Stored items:
============================================================

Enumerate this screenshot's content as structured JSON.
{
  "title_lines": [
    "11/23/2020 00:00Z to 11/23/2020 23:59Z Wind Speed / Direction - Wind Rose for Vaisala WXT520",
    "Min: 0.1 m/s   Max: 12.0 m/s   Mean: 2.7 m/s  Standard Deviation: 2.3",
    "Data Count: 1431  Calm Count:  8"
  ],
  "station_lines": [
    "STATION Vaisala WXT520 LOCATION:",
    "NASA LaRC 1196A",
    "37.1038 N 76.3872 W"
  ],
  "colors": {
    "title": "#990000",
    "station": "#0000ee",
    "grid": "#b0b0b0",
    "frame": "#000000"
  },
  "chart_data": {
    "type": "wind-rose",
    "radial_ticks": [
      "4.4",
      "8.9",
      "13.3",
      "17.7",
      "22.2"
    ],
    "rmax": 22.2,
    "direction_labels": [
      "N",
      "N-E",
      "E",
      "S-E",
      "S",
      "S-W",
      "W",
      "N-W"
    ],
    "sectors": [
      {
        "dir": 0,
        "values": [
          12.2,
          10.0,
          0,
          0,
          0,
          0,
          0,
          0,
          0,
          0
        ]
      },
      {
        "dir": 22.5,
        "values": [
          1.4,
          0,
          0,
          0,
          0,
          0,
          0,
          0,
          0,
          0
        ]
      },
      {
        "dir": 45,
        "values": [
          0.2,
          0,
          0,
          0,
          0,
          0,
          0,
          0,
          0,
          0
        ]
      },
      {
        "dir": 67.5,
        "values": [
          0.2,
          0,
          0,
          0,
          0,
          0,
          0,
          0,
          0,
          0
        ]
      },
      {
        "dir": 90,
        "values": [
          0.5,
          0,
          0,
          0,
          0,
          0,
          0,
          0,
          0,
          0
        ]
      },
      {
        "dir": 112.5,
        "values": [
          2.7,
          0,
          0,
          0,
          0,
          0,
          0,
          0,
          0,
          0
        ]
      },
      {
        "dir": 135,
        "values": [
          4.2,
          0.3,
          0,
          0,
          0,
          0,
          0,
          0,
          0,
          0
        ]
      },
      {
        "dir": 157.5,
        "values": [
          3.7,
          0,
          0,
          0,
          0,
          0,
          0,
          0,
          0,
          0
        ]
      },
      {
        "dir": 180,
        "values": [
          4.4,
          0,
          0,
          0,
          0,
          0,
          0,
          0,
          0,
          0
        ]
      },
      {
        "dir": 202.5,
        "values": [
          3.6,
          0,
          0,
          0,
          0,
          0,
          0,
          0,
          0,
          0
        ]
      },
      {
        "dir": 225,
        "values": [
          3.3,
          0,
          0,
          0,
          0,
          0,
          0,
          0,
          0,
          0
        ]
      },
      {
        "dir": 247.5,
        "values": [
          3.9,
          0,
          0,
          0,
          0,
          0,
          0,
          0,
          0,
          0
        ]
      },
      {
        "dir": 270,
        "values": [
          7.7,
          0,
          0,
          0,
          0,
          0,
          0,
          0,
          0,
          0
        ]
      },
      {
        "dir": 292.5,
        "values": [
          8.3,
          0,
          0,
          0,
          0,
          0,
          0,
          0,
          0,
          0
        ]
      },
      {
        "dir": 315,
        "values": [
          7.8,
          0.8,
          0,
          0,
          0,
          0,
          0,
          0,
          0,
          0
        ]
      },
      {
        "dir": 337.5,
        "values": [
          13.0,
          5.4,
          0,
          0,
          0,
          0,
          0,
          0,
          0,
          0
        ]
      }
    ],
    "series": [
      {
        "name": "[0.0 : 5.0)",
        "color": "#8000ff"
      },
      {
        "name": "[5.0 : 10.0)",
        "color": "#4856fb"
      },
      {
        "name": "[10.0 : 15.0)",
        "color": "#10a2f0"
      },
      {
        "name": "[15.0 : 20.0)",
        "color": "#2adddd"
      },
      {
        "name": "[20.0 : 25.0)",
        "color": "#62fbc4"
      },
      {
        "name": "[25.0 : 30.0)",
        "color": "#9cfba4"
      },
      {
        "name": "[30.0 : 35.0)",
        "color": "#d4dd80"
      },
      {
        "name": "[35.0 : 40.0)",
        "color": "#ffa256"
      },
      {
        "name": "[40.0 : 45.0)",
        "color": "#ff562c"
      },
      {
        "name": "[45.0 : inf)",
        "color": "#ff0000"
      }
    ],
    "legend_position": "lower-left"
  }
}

============================================================

(Instruction): Tell how many lines of the material above hold "name", answering with a bare number.

(Result): 10